Rows from a dataset:

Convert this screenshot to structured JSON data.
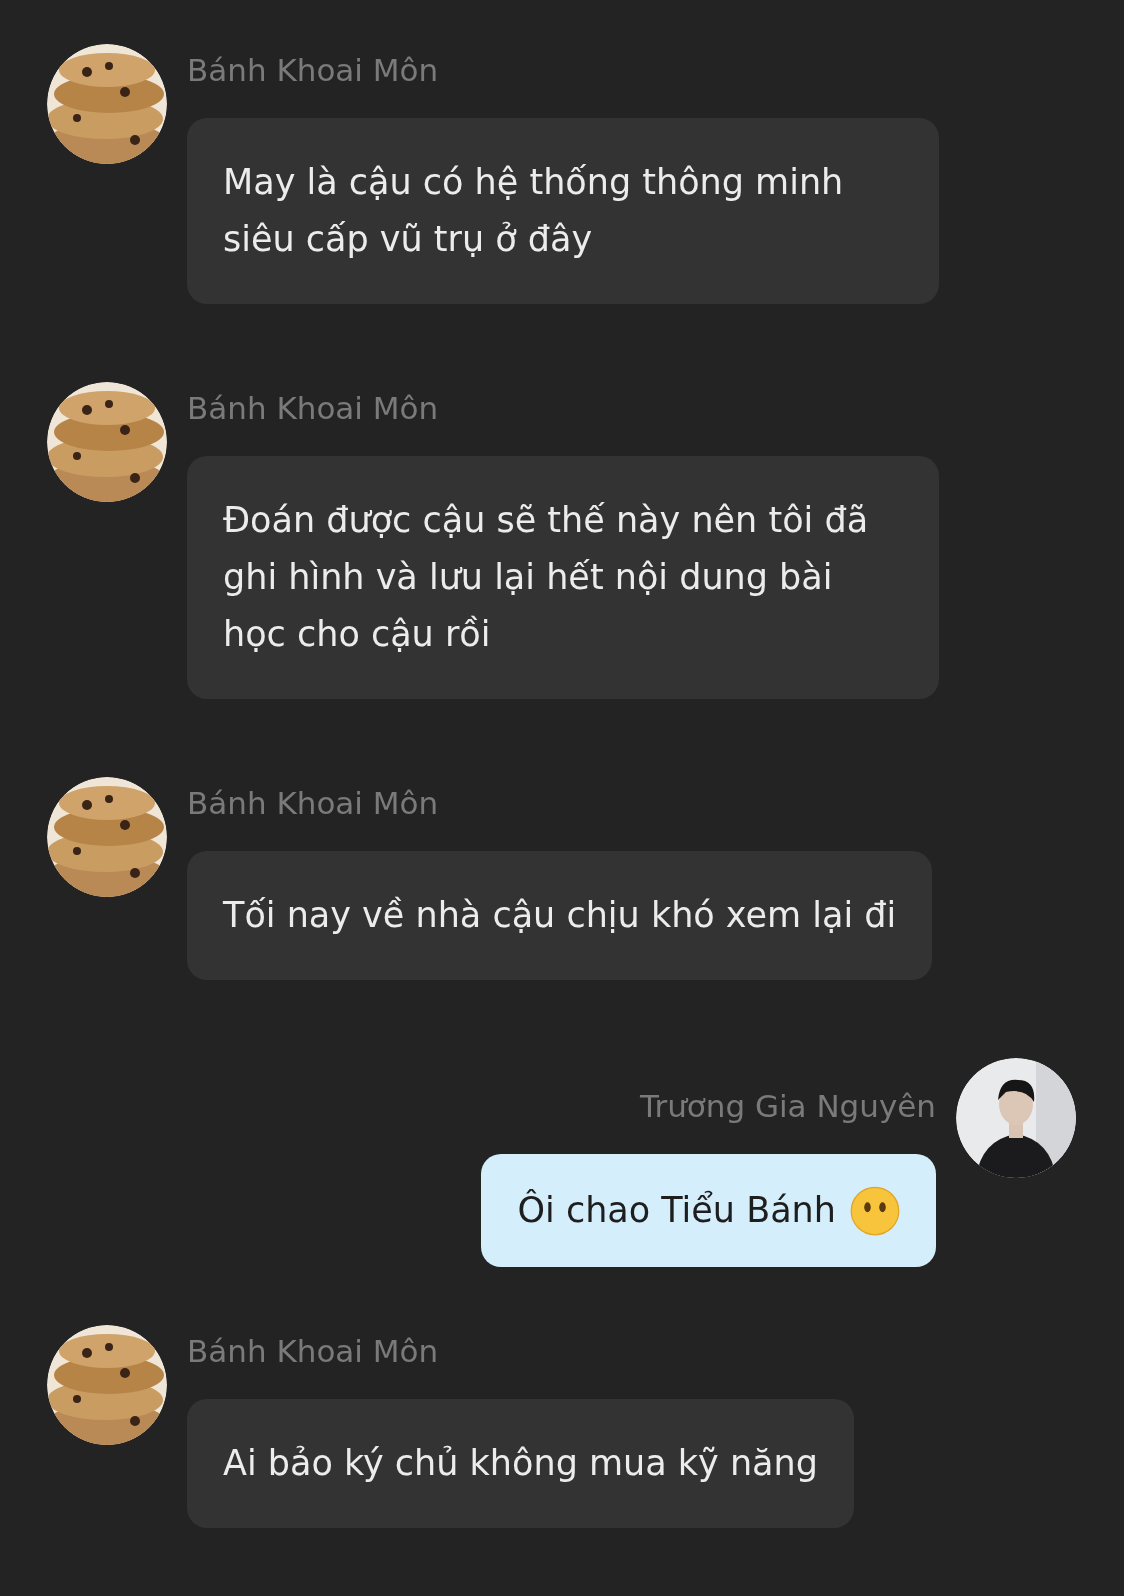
{
  "messages": [
    {
      "kind": "incoming",
      "sender": "Bánh Khoai Môn",
      "text": "May là cậu có hệ thống thông minh siêu cấp vũ trụ ở đây",
      "emoji": false
    },
    {
      "kind": "incoming",
      "sender": "Bánh Khoai Môn",
      "text": "Đoán được cậu sẽ thế này nên tôi đã ghi hình và lưu lại hết nội dung bài học cho cậu rồi",
      "emoji": false
    },
    {
      "kind": "incoming",
      "sender": "Bánh Khoai Môn",
      "text": "Tối nay về nhà cậu chịu khó xem lại đi",
      "emoji": false
    },
    {
      "kind": "outgoing",
      "sender": "Trương Gia Nguyên",
      "text": "Ôi chao Tiểu Bánh",
      "emoji": true
    },
    {
      "kind": "incoming",
      "sender": "Bánh Khoai Môn",
      "text": "Ai bảo ký chủ không mua kỹ năng",
      "emoji": false
    }
  ]
}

## YOUR OBJECTIVE
Print the complete listing exactly as it stands, without its pictures.

## TASK OUTPUT
Convert this screenshot to structured JSON data.
{
  "messages": [
    {
      "kind": "incoming",
      "sender": "Bánh Khoai Môn",
      "text": "May là cậu có hệ thống thông minh siêu cấp vũ trụ ở đây",
      "emoji": false
    },
    {
      "kind": "incoming",
      "sender": "Bánh Khoai Môn",
      "text": "Đoán được cậu sẽ thế này nên tôi đã ghi hình và lưu lại hết nội dung bài học cho cậu rồi",
      "emoji": false
    },
    {
      "kind": "incoming",
      "sender": "Bánh Khoai Môn",
      "text": "Tối nay về nhà cậu chịu khó xem lại đi",
      "emoji": false
    },
    {
      "kind": "outgoing",
      "sender": "Trương Gia Nguyên",
      "text": "Ôi chao Tiểu Bánh",
      "emoji": true
    },
    {
      "kind": "incoming",
      "sender": "Bánh Khoai Môn",
      "text": "Ai bảo ký chủ không mua kỹ năng",
      "emoji": false
    }
  ]
}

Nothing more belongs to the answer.